The young CEO riffs on the complexities of dealing with Google, developers, and an impatient public in an appearance at the Web 2.0 Summit.

Caroline McCarthy Former Staff writer, CNET News
Caroline McCarthy, a CNET News staff writer, is a downtown Manhattanite happily addicted to social-media tools and restaurant blogs. Her pre-CNET resume includes interning at an IT security firm and brewing cappuccinos.
Caroline McCarthy
2 min read
Facebook CEO Mark Zuckerberg answers questions at the Web 2.0 Summit in San Francisco.
Facebook CEO Mark Zuckerberg answers questions at the Web 2.0 Summit in San Francisco. Rafe Needleman/CNET

SAN FRANCISCO--Facebook CEO Mark Zuckerberg painted a benign portrait of his company in a talk this afternoon at the Web 2.0 Summit, countering both the concerns about how it handles users' personal information as well as its increasing power to muscle out other companies in an apparent quest to dominate the Web.

"I'm not sure we're 100 percent right on this," Zuckerberg said of Facebook's recent spat with Google in which the latter forbade Facebook users from importing their Gmail contact information because Facebook doesn't let them do the reverse. "The correct answer isn't completely obvious. I'm not sure that we're completely right, but I think it's not completely black and white."

He also returned to a common Zuckerberg talking point: that no matter how much Facebook shows up in the press and how many hundreds of millions of people are using the social network, that business-wise it is still extremely young. When interviewer John Battelle said that at six years old, Facebook is about the same age that Google was when it built its groundbreaking AdSense product, and he wondered if Facebook might do the same with a sweeping, Internet-wide social advertising system, Zuckerberg replied, "I think it's earlier-stage than Google (was)...We're getting started with ads and I think that's ramping up well."

He also obliquely defended Facebook's strategy of expanding through the acquisition small start-ups, like Hot Potato and Drop.io, and potentially snuffing out others by building products that immediately compete with smaller companies through the infusion of Facebook's massive scale--like rehashes of the News Feed that looked quite a bit like Twitter, and more recently Facebook Places, which replicates much of the functionality of Foursquare. On Tuesday alone, news broke that Facebook had made strategic "hires" through the acquisition of some intellectual property from Zenbe (first reported by CNET) and Walletin, which brought former Linden Lab CTO Cory Ondrejka on board.

(Facebook made failed attempts to acquire both Twitter and Foursquare.)

Zuckerberg said that the development of products like Places fits into its strategy of providing a platform on which other companies can build, and not an attempt to snuff out start-ups. "Groups, location, (and) messages are really core parts and either distribution channels, or what we view as foundational building blocks of the social graph," he explained.

Imperfection and a willingness to change and evolve are two things that Zuckerberg frequently brings up in public appearances, applied both to Facebook as a company and to himself as a CEO.

"I've made so many mistakes in running the company so far. Basically, any mistake that you can think of I've made or will make in the next few years," Zuckerberg said. "If you're building a product that people love you can make a lot of mistakes."

Tasks and exercises ▸
1 > List every start-up that the article on Zuckerberg says Facebook either acquired or bought intellectual property from.
2 > Using the article on Zuckerberg, answer these:
(a) In what city was the Web 2.0 Summit held?
(b) Who interviewed Zuckerberg?
(c) Much of whose functionality does Facebook Places replicate?
Answer from the article on Zuckerberg alone.

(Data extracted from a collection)
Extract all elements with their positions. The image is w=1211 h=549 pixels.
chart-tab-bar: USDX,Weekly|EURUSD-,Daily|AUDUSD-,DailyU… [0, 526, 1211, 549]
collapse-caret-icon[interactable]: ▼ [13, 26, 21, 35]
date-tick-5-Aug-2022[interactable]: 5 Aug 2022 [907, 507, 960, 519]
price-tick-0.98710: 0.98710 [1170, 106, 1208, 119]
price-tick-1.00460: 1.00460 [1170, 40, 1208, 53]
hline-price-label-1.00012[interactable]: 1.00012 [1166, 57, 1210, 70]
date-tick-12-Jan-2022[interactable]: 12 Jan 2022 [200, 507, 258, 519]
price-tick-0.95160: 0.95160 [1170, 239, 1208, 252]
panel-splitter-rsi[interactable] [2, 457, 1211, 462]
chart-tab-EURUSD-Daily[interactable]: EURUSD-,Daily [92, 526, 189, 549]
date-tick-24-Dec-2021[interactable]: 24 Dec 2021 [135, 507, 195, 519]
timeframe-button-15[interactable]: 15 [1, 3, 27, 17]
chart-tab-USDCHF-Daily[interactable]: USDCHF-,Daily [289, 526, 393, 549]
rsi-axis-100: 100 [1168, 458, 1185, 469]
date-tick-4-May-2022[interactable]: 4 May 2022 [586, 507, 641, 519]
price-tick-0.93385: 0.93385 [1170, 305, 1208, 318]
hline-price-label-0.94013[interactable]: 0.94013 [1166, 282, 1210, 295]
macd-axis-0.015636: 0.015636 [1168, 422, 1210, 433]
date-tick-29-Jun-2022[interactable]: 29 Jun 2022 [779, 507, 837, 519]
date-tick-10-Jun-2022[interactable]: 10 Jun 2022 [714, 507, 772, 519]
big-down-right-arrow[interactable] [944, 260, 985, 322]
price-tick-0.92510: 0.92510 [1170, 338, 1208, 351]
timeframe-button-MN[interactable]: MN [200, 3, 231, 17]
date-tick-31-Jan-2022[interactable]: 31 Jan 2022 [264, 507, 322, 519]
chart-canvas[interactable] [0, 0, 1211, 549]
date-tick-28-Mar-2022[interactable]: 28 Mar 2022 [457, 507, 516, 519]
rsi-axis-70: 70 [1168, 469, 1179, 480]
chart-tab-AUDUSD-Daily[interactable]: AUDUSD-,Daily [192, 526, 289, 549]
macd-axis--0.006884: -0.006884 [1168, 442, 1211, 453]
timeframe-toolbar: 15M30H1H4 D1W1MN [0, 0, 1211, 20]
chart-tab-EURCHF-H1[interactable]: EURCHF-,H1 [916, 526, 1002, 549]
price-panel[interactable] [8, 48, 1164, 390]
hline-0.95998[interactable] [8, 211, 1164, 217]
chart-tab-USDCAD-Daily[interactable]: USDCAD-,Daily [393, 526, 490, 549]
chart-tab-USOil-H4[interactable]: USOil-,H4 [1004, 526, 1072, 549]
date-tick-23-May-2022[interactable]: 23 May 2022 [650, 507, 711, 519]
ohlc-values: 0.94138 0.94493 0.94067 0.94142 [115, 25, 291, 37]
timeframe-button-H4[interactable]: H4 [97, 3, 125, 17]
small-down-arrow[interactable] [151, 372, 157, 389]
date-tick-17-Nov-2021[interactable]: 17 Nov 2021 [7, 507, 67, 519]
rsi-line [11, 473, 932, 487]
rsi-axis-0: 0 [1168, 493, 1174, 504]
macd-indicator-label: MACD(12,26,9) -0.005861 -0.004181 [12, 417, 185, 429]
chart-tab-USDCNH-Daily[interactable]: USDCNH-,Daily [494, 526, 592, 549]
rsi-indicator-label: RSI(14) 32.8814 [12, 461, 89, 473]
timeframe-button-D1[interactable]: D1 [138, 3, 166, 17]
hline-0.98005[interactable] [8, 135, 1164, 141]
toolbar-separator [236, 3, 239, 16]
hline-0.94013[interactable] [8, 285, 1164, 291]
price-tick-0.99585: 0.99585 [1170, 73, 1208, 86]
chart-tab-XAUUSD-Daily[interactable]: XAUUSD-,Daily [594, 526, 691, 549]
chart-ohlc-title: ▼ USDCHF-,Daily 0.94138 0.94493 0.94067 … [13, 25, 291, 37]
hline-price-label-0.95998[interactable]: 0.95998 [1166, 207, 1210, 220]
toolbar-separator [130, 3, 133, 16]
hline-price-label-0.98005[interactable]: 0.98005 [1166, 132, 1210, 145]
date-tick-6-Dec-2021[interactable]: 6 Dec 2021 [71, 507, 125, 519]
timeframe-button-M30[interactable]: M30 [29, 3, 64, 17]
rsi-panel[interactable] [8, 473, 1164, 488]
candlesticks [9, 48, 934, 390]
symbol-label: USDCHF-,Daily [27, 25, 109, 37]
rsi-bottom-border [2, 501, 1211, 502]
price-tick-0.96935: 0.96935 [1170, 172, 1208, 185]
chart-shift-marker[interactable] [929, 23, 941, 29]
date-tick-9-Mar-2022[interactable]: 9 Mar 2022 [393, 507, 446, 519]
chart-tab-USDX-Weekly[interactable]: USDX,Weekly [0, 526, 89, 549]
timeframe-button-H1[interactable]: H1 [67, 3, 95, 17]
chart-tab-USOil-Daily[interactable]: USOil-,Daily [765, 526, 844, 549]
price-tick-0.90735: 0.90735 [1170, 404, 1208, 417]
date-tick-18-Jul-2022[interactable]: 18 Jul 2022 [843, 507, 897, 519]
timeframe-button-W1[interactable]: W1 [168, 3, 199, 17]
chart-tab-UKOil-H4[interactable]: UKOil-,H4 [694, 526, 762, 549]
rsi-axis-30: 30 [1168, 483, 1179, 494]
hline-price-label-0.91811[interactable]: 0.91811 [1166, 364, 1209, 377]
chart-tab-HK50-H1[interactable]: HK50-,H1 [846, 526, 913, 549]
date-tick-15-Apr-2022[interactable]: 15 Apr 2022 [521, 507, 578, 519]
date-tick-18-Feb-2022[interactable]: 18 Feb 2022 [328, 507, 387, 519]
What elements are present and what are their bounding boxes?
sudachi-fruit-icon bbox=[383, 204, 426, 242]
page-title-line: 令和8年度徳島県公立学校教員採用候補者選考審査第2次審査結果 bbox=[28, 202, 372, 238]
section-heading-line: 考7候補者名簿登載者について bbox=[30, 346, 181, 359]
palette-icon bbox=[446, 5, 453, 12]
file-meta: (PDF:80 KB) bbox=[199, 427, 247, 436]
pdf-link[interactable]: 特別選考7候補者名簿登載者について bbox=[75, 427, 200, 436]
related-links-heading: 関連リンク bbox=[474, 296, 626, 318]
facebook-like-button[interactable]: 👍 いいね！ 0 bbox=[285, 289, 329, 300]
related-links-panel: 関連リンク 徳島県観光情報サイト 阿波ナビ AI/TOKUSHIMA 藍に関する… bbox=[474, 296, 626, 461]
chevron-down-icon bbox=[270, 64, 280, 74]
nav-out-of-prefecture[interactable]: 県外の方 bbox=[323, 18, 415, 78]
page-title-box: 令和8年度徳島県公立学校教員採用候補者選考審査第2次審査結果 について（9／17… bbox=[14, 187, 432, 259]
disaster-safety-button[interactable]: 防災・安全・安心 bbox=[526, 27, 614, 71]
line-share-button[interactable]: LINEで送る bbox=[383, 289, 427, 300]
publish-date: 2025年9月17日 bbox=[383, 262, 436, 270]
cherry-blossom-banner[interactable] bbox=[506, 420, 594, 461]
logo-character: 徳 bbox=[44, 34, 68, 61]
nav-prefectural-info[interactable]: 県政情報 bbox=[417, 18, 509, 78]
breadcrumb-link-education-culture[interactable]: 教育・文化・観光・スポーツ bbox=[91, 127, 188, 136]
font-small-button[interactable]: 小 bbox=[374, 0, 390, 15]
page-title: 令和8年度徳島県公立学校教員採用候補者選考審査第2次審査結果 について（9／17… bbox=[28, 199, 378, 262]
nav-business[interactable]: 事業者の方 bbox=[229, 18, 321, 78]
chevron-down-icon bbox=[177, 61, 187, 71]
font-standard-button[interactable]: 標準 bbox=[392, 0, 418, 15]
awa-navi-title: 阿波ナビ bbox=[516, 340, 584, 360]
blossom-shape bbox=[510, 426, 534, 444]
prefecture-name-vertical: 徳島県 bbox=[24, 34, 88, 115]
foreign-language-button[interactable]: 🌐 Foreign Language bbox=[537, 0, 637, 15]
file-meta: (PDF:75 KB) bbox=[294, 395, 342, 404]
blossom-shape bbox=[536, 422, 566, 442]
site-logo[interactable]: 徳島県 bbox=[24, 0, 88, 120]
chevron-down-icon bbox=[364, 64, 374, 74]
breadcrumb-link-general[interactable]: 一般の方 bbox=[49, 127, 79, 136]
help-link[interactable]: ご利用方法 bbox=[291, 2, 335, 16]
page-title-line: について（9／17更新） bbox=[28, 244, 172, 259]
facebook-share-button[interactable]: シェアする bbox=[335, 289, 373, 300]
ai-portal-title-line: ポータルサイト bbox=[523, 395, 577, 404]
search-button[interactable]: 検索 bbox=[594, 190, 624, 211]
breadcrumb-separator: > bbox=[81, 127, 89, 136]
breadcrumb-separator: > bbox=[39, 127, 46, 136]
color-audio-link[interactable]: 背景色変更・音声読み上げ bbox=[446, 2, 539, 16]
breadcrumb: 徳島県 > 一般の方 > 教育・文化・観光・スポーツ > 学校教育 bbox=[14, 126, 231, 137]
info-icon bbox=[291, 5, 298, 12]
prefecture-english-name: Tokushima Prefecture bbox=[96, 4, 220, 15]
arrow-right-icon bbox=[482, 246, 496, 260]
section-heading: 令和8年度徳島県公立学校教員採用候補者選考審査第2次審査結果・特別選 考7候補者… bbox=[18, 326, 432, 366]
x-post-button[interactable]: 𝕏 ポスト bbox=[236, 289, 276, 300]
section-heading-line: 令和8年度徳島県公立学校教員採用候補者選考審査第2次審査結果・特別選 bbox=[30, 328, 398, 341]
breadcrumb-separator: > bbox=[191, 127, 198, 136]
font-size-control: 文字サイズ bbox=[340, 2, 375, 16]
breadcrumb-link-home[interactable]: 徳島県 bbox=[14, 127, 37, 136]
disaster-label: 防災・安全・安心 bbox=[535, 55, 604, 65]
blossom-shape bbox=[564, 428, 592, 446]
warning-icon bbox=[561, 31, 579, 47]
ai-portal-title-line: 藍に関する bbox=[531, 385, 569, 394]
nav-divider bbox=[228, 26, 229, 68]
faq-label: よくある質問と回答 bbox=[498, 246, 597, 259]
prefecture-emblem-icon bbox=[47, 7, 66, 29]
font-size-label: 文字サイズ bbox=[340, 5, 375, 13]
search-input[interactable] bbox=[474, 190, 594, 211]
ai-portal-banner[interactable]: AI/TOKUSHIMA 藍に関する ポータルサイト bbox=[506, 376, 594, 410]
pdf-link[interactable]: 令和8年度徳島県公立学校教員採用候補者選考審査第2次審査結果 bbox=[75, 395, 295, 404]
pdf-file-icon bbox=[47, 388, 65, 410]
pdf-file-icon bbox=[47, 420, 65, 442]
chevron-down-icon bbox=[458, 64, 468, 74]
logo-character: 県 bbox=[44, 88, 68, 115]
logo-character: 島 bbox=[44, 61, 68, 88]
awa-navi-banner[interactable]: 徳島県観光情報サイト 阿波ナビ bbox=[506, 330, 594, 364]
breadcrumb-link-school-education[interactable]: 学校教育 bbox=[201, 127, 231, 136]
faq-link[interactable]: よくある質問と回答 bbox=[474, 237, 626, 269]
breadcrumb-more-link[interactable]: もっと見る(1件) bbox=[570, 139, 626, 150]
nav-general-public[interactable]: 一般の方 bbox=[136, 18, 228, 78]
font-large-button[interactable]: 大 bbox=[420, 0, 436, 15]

Expected outputs ▸
1 > Hot Potato, Drop.io, Zenbe, Walletin

2 >
(a) San Francisco
(b) John Battelle
(c) Foursquare